===== Texte étudié

P-Waves et Cherry Blossom

Le Japon a été secoué de 890 répliques depuis le 11 mars.

Les quelques-uns qui ont passé les 3 dernières semaines ici témoignent tous d’une sorte d’intoxication partagée. L’oreille interne résonne un peu, laisse l’équilibre étrangement hypersensible (ou peut-être un peu ivre ?). 

Il y a des secousses que je méprends pour un coup de coude sur la table. Les battements de mes artères fémorales que je confonds pour un 4,5 en magnitude. Ça vient aux demies-heure, des titubements incertains, ma verticale qui doute. Tout le monde se parle de cette même narcose étrange, celle qui donne l’illusion, ou la preuve, que la terre est plus meuble qu’à l’habitude.

Bref, je romance un peu pour dire qu’autour ça parle d’étourdissements, réels ou imaginés (oui oui, quelques vertiges aussi). 

Les moments les plus surréels viennent quand, dans un endroit public, tous les cellulaires se mettent en alarme, pour prévenir d’une secousse à venir. Oui, on peut prévoir un tremblement de terre, mais seulement de quelques 20 secondes à l’avance. Je vous jure, absolument tous les japonais ont sur leur téléphone le “P-waves alert”. Et la pièce se remplie, pas de douces sonneries de téléphone, mais d’un concert d’alarmes alarmantes. Plus personne ne parle. Tout le monde fixe le vide dans les airs. Et quelques secondes après (5 ou 10), miraculeusement, le sol bouge pour vrai.

—————

Mon entrée à la Tama Art University est repoussée jusqu’à la fin du mois d’Avril.

En attendant, Tokyo se réveille. Le printemps est arrivé. Les étrangers aussi reviennent au compte goûte. 

Mais surtout, Tokyo bourgeonne. 

C’est le printemps, c’est donc aussi la saison des Hanami (花見, “fleur voir”). Malgré tous les tracas des trois dernières semaines, le Japon se couvre progressivement de cerisiers en fleur. Oui c’est un éveil pas comme les autres années. C’est une sorte de convalescence. Une vraie.

Le  ‘front d’éclosion’ (桜前線) est parti du sud à Okinawa, et avance vers le nord et l’ile d’Hokkaido. Les japonais suivent les chaînes de météo, sans blague, pour connaître les dernières “prévisions de bourgeonnements”. Depuis quelques jours, le front a frappé Tokyo. La ville est de toute ses beautés. Grâces impériales.

Alors hier j’ai fait le Hanami avec des bénévoles rencontrés au centre de tri. Ça fait pratiquer le Japonais. Mais c’est surtout violemment thérapeutique. Indescriptible. Toutes les familles inondent les parcs d’une ambiance de samedi après midi, comme si c’était un printemps comme les autres. Premières vraies sorties publiques. Personne n’y manquait. 

Ça cure de l’ivresse des tremblements, ça cure de la nuke-phobie. Tout décante.

Je n’exagère pas, c’est vraiment indescriptible.  

Les dernières semaines étaient parmi les plus étranges de ma vie. Mais maintenant j’ai l’esprit léger, reposé. J’ai l’impression que je le mérite vraiment. Les Tokyoïtes le méritent vraiment. Je souhaite que la même exaltation suivera le front jusqu’au Nord-Est, pour requinquer ceux qui sont encore à zéro, en attente eux aussi des premiers bourgeons. 

Shinjuku Gyoen, un jardin national au centre-ville de Tokyo.

==========
===== Données fournies

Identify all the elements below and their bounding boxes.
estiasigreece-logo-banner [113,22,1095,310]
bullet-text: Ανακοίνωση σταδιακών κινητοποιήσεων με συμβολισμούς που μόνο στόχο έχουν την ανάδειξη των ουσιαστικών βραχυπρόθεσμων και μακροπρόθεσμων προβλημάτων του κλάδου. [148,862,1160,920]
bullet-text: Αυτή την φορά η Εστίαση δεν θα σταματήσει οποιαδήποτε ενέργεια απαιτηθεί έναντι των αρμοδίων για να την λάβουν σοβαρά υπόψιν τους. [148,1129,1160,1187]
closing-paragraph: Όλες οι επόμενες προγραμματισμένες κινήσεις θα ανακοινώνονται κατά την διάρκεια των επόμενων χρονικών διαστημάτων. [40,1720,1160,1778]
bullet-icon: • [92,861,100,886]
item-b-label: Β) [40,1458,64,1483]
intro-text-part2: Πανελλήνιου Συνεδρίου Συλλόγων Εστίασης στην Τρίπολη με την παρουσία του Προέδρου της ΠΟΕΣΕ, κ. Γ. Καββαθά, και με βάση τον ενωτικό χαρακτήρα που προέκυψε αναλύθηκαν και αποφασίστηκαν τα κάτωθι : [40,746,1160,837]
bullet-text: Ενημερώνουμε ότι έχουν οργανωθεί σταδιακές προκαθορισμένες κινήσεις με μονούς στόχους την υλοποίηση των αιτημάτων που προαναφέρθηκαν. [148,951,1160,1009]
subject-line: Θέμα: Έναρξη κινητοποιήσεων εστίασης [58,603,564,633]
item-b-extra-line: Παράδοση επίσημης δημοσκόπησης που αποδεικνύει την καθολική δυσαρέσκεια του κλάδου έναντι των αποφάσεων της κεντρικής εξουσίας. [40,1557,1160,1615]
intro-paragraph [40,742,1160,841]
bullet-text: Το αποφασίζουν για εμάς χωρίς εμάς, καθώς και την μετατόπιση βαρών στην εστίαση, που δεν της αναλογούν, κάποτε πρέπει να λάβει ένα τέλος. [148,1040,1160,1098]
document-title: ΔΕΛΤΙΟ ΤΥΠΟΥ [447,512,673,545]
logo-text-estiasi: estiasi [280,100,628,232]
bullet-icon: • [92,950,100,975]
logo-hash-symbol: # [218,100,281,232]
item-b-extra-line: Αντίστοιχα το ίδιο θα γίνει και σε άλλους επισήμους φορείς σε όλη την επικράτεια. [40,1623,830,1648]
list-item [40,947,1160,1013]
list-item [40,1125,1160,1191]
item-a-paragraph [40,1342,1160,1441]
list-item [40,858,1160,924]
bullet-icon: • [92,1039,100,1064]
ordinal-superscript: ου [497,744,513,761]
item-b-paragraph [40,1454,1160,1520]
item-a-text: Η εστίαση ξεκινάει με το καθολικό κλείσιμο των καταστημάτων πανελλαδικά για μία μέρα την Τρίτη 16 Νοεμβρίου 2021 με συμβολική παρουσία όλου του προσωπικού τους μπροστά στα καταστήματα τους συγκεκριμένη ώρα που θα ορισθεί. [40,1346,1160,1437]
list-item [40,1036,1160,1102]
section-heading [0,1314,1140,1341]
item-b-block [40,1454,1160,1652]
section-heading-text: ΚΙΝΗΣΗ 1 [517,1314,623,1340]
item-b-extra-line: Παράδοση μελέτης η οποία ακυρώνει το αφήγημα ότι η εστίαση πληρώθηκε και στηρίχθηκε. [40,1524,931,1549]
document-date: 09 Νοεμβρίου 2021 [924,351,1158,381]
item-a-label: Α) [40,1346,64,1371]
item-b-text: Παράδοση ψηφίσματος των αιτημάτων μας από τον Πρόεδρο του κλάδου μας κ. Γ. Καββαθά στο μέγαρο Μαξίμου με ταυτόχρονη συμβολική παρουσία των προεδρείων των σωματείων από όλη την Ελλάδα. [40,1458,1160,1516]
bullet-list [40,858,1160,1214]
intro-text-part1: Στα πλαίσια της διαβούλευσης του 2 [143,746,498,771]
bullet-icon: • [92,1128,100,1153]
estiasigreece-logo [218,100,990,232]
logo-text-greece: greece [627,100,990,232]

==========

Consigne 1: Dites si chacune des affirmations suivantes s'accorde avec le texte étudié, en répondant par oui ou par non et en citant les mots décisifs du texte. (a) Les alertes des téléphones annoncent une secousse environ une heure à l'avance. (b) Le front d'éclosion est parti d'Okinawa, au sud, et progresse vers le nord. (c) L'entrée à la Tama Art University est repoussée jusqu'à la fin du mois de mai.
Consigne 2: Recopiez tout le passage du texte étudié, depuis « Alors hier j’ai » jusqu'à « nuke-phobie. Tout décante. ».

Réponse rédigée 1:
(a) Non : « mais seulement de quelques 20 secondes à l’avance ».
(b) Oui : « est parti du sud à Okinawa, et avance vers le nord et l’ile d’Hokkaido ».
(c) Non : « Mon entrée à la Tama Art University est repoussée jusqu’à la fin du mois d’Avril. »

Réponse rédigée 2:
Alors hier j’ai fait le Hanami avec des bénévoles rencontrés au centre de tri. Ça fait pratiquer le Japonais. Mais c’est surtout violemment thérapeutique. Indescriptible. Toutes les familles inondent les parcs d’une ambiance de samedi après midi, comme si c’était un printemps comme les autres. Premières vraies sorties publiques. Personne n’y manquait. 

Ça cure de l’ivresse des tremblements, ça cure de la nuke-phobie. Tout décante.